Dataset entries:
[Start]

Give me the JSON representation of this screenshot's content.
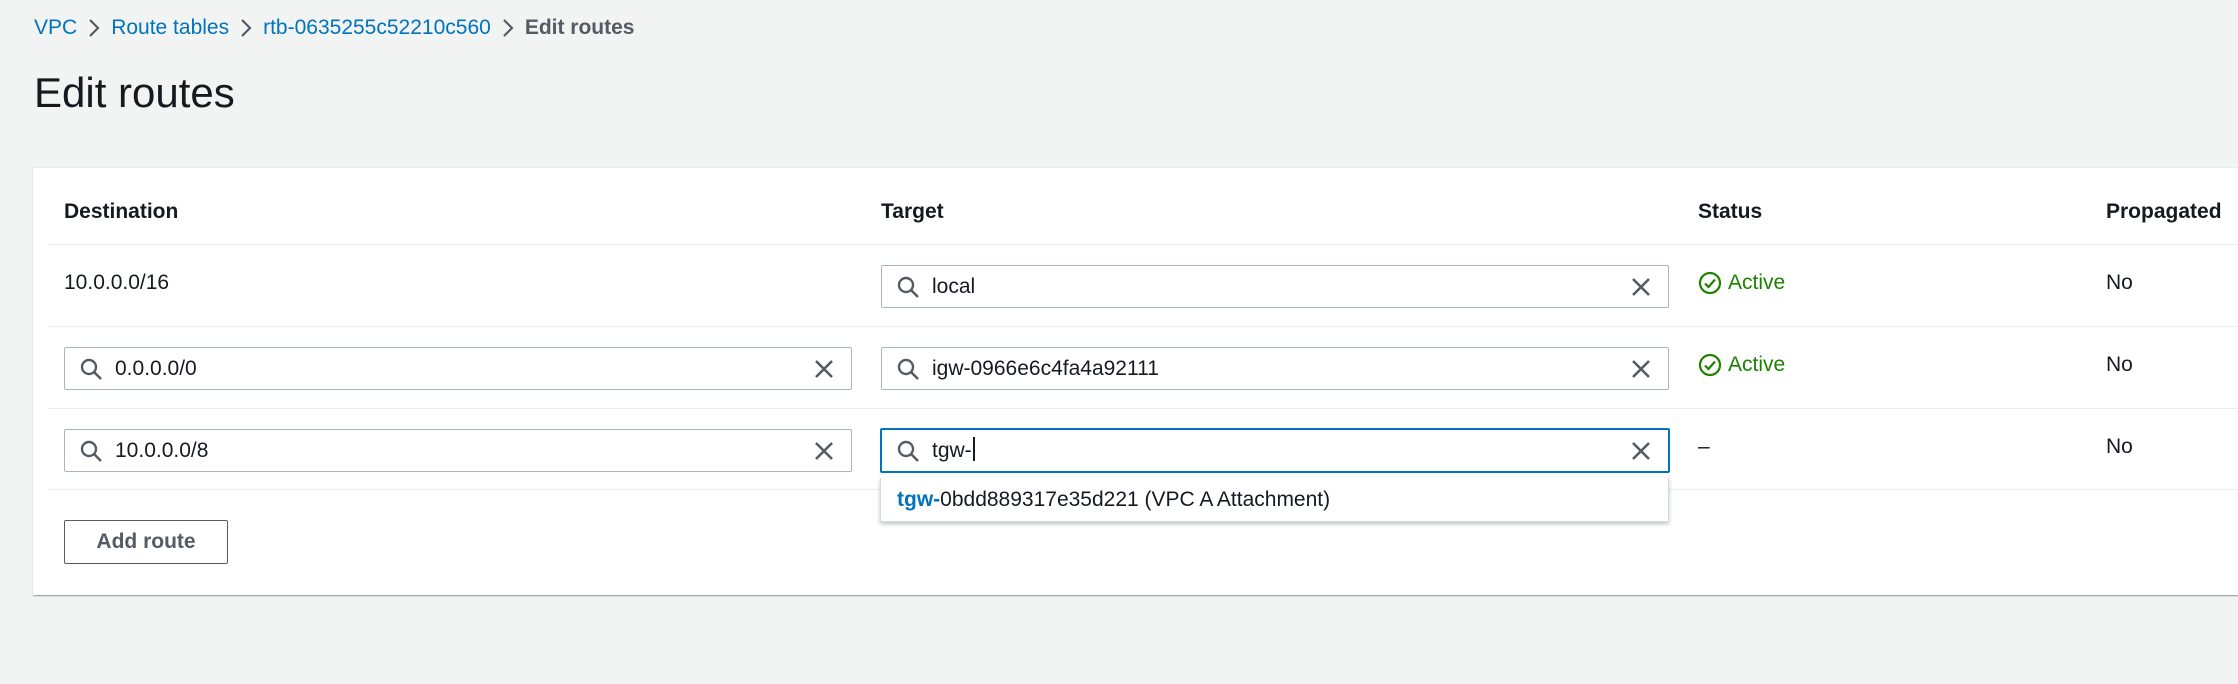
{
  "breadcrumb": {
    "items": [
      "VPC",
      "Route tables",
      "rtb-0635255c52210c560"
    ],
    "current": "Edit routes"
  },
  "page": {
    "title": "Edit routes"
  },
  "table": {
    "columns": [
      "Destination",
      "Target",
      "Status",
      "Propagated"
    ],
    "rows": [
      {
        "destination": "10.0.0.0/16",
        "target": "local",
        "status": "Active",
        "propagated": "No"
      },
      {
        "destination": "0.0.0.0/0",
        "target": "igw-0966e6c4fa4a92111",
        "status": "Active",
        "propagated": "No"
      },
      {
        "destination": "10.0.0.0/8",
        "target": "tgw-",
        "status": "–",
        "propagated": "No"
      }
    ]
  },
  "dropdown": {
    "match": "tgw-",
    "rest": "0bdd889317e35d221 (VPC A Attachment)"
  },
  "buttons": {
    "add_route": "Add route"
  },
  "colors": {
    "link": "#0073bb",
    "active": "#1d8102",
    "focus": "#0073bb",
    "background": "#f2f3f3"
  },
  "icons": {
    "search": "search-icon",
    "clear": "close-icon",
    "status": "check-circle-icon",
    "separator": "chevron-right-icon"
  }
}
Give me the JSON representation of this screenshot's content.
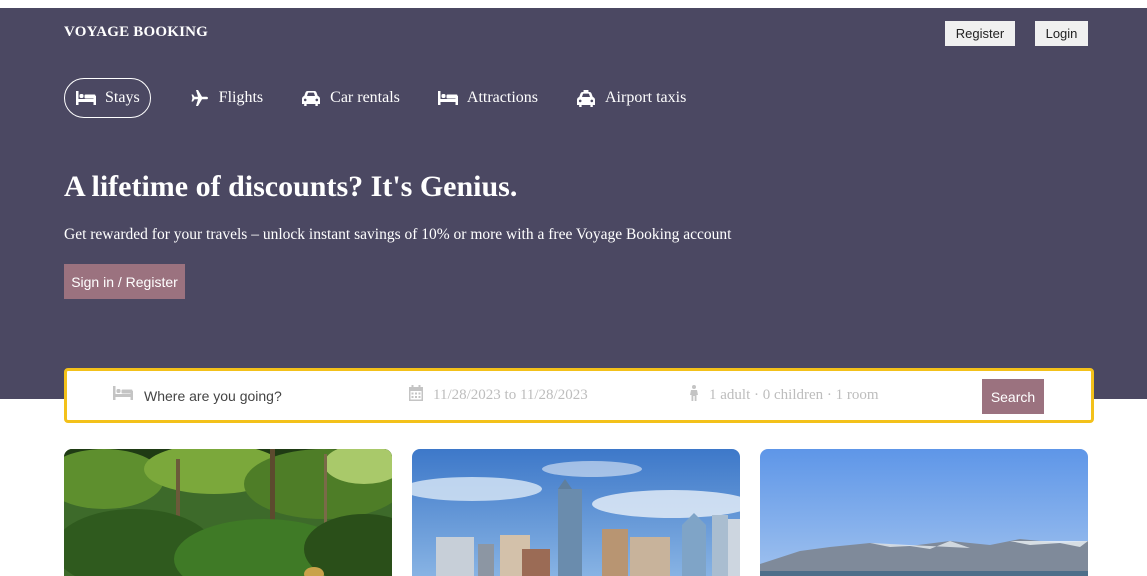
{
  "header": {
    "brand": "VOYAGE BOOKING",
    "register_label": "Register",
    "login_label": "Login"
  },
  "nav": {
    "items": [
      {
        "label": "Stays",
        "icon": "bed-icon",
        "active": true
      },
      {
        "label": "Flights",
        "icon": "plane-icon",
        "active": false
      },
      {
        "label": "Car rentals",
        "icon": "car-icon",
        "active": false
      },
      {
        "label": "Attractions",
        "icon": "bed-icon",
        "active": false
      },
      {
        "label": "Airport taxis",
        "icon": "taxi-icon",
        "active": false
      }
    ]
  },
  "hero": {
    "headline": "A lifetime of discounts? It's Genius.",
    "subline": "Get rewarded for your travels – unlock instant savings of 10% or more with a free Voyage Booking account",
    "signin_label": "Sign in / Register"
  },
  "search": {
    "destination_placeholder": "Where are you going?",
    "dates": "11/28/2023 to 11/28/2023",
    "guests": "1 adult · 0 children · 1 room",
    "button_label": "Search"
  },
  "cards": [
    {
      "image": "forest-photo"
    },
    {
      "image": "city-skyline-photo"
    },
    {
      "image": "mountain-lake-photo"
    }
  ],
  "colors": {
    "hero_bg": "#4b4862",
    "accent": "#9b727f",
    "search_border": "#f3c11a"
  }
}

[End]
[Start]

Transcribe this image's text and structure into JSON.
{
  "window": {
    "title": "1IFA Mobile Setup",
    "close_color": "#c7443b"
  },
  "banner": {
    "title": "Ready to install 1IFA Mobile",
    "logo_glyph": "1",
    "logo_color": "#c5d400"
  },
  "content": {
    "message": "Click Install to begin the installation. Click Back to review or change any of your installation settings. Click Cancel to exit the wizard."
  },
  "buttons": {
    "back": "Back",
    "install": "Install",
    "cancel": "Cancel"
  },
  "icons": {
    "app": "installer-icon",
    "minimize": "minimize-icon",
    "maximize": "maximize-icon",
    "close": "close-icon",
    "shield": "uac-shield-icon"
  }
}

[End]

> _Directive_
Work through the records above line by line and count those that hold the string "Register". Give only the result.

> _Exercise solution_
2